## Task instructions
The listing below must be repeated word for word, with its images excluded.

(Stored records)
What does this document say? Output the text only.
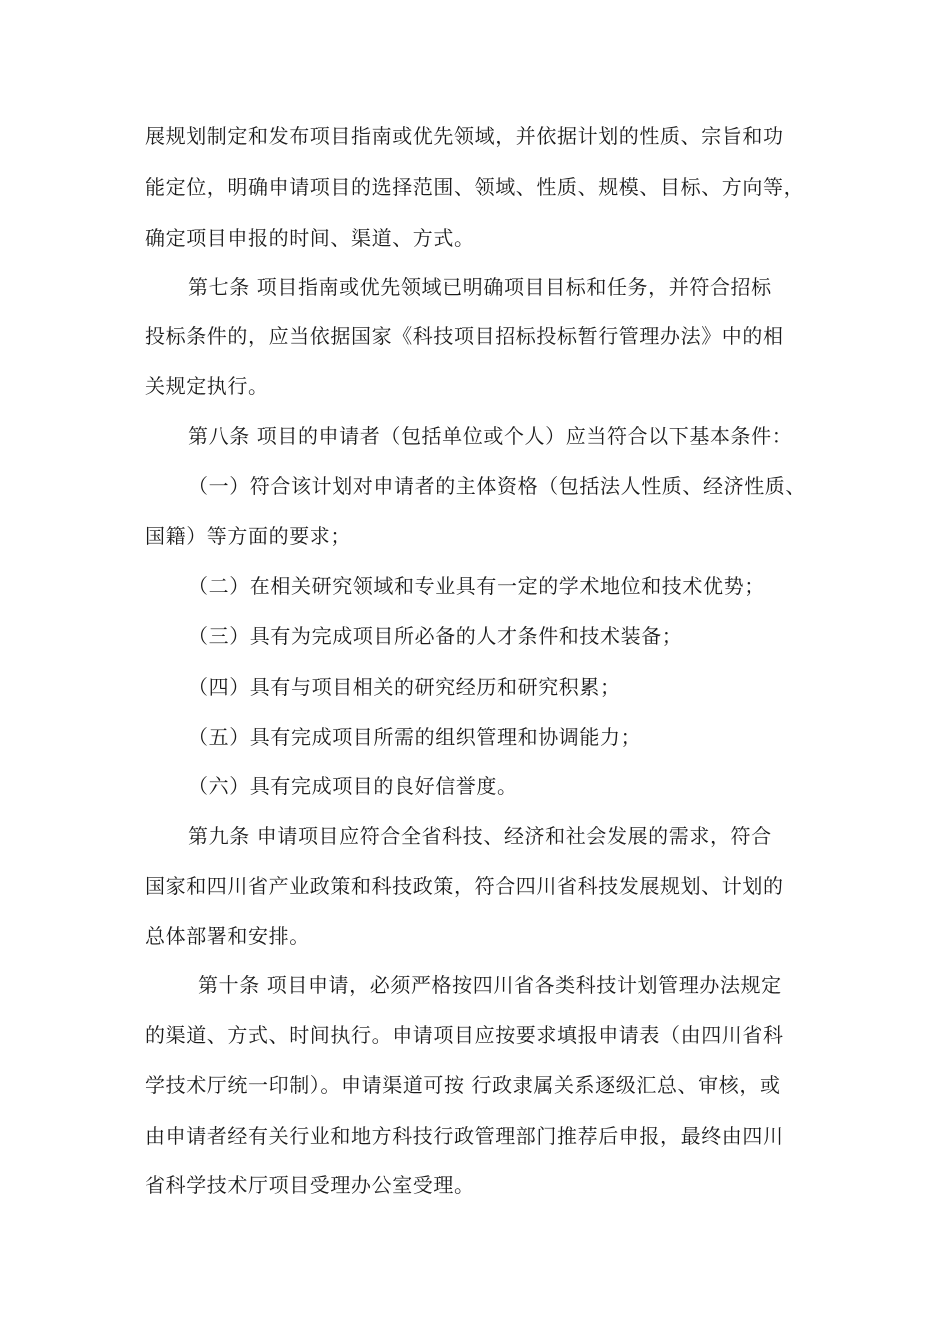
展规划制定和发布项目指南或优先领域，并依据计划的性质、宗旨和功
能定位，明确申请项目的选择范围、领域、性质、规模、目标、方向等，
确定项目申报的时间、渠道、方式。
第七条 项目指南或优先领域已明确项目目标和任务，并符合招标
投标条件的，应当依据国家《科技项目招标投标暂行管理办法》中的相
关规定执行。
第八条 项目的申请者（包括单位或个人）应当符合以下基本条件：
（一）符合该计划对申请者的主体资格（包括法人性质、经济性质、
国籍）等方面的要求；
（二）在相关研究领域和专业具有一定的学术地位和技术优势；
（三）具有为完成项目所必备的人才条件和技术装备；
（四）具有与项目相关的研究经历和研究积累；
（五）具有完成项目所需的组织管理和协调能力；
（六）具有完成项目的良好信誉度。
第九条 申请项目应符合全省科技、经济和社会发展的需求，符合
国家和四川省产业政策和科技政策，符合四川省科技发展规划、计划的
总体部署和安排。
第十条 项目申请，必须严格按四川省各类科技计划管理办法规定
的渠道、方式、时间执行。申请项目应按要求填报申请表（由四川省科
学技术厅统一印制）。申请渠道可按 行政隶属关系逐级汇总、审核，或
由申请者经有关行业和地方科技行政管理部门推荐后申报，最终由四川
省科学技术厅项目受理办公室受理。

## Response for this exercise
What does this document say? Output the text only.
展规划制定和发布项目指南或优先领域，并依据计划的性质、宗旨和功
能定位，明确申请项目的选择范围、领域、性质、规模、目标、方向等，
确定项目申报的时间、渠道、方式。
第七条 项目指南或优先领域已明确项目目标和任务，并符合招标
投标条件的，应当依据国家《科技项目招标投标暂行管理办法》中的相
关规定执行。
第八条 项目的申请者（包括单位或个人）应当符合以下基本条件：
（一）符合该计划对申请者的主体资格（包括法人性质、经济性质、
国籍）等方面的要求；
（二）在相关研究领域和专业具有一定的学术地位和技术优势；
（三）具有为完成项目所必备的人才条件和技术装备；
（四）具有与项目相关的研究经历和研究积累；
（五）具有完成项目所需的组织管理和协调能力；
（六）具有完成项目的良好信誉度。
第九条 申请项目应符合全省科技、经济和社会发展的需求，符合
国家和四川省产业政策和科技政策，符合四川省科技发展规划、计划的
总体部署和安排。
第十条 项目申请，必须严格按四川省各类科技计划管理办法规定
的渠道、方式、时间执行。申请项目应按要求填报申请表（由四川省科
学技术厅统一印制）。申请渠道可按 行政隶属关系逐级汇总、审核，或
由申请者经有关行业和地方科技行政管理部门推荐后申报，最终由四川
省科学技术厅项目受理办公室受理。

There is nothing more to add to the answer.